What is asked: From the listing below, pull each line that includes "string".

Raw records:

▶

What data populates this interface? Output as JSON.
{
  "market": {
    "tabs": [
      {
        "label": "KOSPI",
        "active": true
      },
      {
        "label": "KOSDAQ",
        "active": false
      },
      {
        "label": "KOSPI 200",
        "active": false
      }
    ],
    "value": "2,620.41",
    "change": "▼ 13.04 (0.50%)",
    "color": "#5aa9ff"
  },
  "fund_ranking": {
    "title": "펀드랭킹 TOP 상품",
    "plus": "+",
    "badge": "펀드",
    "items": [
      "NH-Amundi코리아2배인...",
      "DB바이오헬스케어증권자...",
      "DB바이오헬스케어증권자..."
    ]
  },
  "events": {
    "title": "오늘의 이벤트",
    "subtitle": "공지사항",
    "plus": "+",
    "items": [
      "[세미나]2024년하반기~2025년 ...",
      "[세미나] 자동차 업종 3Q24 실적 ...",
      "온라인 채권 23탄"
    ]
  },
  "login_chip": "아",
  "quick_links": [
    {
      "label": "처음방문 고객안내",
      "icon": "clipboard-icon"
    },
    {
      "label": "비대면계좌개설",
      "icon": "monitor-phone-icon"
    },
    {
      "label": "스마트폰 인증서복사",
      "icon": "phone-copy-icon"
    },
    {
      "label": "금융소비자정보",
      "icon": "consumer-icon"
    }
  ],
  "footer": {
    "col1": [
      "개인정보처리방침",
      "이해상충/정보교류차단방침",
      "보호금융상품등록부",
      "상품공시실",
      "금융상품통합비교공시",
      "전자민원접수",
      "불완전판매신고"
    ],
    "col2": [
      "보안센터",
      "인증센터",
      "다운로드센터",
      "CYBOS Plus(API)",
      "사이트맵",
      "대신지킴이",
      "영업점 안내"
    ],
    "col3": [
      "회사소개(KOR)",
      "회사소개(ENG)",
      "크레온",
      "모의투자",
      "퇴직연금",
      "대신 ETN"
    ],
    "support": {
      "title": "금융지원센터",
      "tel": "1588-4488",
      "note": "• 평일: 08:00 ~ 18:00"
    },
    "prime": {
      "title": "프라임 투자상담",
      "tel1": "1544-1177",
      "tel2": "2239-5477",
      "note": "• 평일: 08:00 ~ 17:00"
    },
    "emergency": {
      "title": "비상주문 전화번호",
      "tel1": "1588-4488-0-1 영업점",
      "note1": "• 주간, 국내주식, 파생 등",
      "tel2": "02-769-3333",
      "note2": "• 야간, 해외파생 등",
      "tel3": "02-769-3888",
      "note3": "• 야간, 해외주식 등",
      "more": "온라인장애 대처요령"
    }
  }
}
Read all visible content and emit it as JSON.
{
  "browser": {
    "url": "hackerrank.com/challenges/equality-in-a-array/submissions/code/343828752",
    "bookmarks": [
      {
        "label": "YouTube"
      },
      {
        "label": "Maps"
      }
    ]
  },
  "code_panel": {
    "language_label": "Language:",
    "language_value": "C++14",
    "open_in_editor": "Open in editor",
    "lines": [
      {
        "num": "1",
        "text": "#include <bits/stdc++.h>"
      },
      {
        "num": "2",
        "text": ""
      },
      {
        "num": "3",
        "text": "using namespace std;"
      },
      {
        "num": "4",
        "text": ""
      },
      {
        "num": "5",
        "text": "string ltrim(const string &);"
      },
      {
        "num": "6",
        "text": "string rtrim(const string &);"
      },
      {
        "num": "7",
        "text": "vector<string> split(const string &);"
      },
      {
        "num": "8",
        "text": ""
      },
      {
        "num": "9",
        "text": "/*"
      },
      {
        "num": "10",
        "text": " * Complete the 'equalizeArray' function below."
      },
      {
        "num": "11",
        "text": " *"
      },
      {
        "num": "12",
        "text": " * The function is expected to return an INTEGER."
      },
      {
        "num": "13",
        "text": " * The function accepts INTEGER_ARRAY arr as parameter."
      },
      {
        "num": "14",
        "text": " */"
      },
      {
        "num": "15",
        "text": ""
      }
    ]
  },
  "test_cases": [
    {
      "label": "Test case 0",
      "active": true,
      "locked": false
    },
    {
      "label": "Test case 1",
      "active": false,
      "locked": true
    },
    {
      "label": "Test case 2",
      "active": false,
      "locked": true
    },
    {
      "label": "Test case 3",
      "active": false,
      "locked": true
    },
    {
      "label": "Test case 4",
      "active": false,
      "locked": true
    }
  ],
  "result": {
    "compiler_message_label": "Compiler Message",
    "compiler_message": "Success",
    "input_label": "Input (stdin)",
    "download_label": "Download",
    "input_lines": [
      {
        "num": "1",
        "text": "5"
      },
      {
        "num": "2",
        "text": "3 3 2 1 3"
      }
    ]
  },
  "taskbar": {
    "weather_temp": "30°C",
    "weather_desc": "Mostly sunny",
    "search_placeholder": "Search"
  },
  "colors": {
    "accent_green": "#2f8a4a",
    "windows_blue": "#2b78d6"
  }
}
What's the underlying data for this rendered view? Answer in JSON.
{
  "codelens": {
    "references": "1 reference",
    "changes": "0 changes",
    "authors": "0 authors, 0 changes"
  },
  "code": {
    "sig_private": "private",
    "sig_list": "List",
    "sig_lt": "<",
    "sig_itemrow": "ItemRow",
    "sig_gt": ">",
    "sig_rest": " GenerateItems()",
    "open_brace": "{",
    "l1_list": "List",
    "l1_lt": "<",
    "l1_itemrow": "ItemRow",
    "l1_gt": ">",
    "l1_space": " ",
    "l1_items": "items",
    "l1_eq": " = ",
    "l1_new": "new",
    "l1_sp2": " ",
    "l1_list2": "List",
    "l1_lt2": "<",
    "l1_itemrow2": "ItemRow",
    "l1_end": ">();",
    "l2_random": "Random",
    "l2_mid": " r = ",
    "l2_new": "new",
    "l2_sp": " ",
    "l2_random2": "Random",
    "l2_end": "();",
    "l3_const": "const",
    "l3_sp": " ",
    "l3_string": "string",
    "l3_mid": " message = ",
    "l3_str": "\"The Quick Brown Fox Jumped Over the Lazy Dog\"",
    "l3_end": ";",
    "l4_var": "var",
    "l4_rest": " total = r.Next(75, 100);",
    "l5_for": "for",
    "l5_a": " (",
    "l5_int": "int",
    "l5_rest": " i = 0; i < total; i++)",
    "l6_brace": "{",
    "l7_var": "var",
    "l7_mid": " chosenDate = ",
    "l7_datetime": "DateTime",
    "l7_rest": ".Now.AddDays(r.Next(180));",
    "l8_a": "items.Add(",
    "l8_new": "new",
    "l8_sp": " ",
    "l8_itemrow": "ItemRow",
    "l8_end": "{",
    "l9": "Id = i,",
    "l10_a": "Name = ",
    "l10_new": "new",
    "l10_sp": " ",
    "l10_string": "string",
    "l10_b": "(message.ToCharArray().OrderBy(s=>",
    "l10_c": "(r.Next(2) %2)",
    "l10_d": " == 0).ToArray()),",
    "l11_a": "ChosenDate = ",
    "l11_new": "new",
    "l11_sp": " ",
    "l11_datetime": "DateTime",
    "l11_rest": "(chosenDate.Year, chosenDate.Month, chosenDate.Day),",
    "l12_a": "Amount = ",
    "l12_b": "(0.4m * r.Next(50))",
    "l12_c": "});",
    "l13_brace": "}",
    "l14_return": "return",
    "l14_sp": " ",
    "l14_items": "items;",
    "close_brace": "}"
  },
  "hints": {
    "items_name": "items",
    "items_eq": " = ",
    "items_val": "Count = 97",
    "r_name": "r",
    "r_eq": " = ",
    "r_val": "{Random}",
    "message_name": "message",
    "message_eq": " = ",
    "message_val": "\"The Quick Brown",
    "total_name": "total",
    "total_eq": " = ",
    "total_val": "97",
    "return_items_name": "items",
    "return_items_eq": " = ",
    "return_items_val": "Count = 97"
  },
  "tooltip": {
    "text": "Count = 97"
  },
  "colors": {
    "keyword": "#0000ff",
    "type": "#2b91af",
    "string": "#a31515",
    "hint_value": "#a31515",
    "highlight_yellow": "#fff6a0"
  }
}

◀

Solution for this task:
        "text": "string ltrim(const string &);"
        "text": "string rtrim(const string &);"
        "text": "vector<string> split(const string &);"
    "l3_string": "string",
    "l10_string": "string",
    "string": "#a31515",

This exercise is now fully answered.